Or would it only be bad for on-Apple products?

They are buying up patents so they can sue competitors instead of competing against them with better products so I'd say it would be negative for product development.
 

Jibbajabba

macrumors 65816
Aug 13, 2011
1,024
5
Wirelessly posted (Mozilla/5.0 (iPhone; U; CPU iPhone OS 4_3_5 like Mac OS X; en-gb) AppleWebKit/533.17.9 (KHTML, like Gecko) Version/5.0.2 Mobile/8L1 Safari/6533.18.5)

More suing ammunition - yay :-/
 

nutjob

macrumors 65816
Feb 7, 2010
1,030
508
Wirelessly posted (Mozilla/5.0 (iPhone; U; CPU iPhone OS 4_3_5 like Mac OS X; en-gb) AppleWebKit/533.17.9 (KHTML, like Gecko) Version/5.0.2 Mobile/8L1 Safari/6533.18.5)

More suing ammunition - yay :-/

Wow. You actually welcome Apple spending money on law suits instead of products?
 

nagromme

macrumors G5
May 2, 2002
12,546
1,196
Apple is the most-sued tech company. They didn’t invent the game. Can they decide not to play? No, they can’t.

Information supplied:

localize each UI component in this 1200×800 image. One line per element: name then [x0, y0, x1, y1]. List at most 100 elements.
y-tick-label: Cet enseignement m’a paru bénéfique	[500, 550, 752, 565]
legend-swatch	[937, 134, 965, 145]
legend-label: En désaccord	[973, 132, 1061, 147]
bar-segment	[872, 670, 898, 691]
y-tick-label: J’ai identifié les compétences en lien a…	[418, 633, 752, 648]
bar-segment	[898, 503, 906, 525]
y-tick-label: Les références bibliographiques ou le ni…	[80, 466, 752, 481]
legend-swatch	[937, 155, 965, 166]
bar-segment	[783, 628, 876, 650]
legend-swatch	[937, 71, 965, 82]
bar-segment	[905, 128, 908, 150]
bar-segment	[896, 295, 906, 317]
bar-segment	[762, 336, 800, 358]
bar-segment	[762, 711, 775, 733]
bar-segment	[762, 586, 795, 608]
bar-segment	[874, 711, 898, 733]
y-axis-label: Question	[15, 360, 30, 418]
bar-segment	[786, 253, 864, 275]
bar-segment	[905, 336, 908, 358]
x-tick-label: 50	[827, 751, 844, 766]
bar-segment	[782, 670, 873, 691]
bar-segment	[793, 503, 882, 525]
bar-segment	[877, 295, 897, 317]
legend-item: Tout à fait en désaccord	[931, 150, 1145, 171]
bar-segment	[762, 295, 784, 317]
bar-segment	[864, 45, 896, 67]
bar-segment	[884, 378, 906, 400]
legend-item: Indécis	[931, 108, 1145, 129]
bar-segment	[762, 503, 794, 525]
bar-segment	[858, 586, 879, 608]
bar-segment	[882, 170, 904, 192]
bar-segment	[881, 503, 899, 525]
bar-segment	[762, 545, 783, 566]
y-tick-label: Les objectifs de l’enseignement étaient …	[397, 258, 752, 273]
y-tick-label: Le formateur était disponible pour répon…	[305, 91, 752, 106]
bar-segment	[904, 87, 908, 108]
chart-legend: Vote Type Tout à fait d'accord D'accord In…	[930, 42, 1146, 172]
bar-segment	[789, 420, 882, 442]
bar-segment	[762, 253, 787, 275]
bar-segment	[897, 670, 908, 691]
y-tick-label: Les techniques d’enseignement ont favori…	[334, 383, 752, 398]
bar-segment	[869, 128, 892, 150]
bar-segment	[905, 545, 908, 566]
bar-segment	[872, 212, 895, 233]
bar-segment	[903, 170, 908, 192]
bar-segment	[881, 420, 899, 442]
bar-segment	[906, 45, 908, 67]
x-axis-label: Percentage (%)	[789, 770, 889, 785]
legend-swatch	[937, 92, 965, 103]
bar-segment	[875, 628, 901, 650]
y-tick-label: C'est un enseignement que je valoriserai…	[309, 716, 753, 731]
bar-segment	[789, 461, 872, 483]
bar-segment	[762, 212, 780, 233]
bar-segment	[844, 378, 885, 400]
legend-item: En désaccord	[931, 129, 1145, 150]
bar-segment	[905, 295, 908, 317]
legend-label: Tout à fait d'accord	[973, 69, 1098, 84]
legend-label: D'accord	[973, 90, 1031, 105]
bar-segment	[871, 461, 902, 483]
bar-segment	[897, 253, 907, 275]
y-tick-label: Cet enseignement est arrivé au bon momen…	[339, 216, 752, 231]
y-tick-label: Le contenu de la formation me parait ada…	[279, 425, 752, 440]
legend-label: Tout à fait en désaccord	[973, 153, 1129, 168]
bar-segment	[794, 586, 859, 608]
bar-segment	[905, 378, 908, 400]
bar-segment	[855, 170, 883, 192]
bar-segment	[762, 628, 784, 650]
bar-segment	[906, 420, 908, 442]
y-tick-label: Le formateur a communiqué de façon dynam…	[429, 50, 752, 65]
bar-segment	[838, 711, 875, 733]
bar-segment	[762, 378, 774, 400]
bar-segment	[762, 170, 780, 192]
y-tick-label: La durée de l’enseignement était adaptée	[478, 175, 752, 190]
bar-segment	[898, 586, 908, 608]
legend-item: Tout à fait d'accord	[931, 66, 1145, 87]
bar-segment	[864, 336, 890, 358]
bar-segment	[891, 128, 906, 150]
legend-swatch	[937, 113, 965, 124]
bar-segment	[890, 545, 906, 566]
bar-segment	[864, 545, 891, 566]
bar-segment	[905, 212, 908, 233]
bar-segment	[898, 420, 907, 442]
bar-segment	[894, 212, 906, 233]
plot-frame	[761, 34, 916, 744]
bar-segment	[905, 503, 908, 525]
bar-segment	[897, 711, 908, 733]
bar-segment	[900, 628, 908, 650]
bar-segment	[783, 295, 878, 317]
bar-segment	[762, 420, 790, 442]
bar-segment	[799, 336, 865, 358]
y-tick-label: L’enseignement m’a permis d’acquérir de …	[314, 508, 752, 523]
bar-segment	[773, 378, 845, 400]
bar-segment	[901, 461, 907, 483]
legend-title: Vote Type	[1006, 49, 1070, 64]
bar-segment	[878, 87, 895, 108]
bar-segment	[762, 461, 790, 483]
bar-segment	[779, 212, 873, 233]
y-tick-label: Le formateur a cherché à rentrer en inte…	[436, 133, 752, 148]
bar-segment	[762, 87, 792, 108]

Task requirements:
[a] Translate this sentence from the forum thread into Spanish: "Apple is the most-sued tech company."
[b] Write out the part of the forum thread that opens with the words "Or would it" and closes with "for product development.".
[c] According to the forum thread, why are patents being bought up?

Expected outputs:
[a] Apple es la empresa tecnológica más demandada.

[b]
Or would it only be bad for on-Apple products?

They are buying up patents so they can sue competitors instead of competing against them with better products so I'd say it would be negative for product development.

[c] So they can sue competitors instead of competing against them with better products.